Lines that hold the string "учитывается" are to be counted; give only their number.

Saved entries
○ ○ ○

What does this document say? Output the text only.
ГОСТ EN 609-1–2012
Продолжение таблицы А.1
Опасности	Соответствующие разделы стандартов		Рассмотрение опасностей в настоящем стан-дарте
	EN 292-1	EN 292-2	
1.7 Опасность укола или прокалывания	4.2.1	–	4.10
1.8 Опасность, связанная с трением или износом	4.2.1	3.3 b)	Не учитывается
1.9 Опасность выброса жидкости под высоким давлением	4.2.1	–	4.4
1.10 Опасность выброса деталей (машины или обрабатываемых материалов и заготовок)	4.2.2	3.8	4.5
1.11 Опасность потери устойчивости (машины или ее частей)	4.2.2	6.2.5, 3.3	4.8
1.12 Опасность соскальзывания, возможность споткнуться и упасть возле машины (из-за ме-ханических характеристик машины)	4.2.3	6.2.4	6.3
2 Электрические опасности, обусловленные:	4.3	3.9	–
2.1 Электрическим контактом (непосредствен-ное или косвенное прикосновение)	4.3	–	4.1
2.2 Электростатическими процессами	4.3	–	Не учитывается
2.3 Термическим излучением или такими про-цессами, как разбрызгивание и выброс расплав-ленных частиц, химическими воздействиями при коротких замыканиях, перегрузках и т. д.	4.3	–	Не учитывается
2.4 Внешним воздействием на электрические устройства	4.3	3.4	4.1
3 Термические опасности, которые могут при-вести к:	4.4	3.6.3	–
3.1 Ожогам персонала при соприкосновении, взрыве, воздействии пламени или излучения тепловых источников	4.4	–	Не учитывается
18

○ ○ ○

• **Response to this task**
4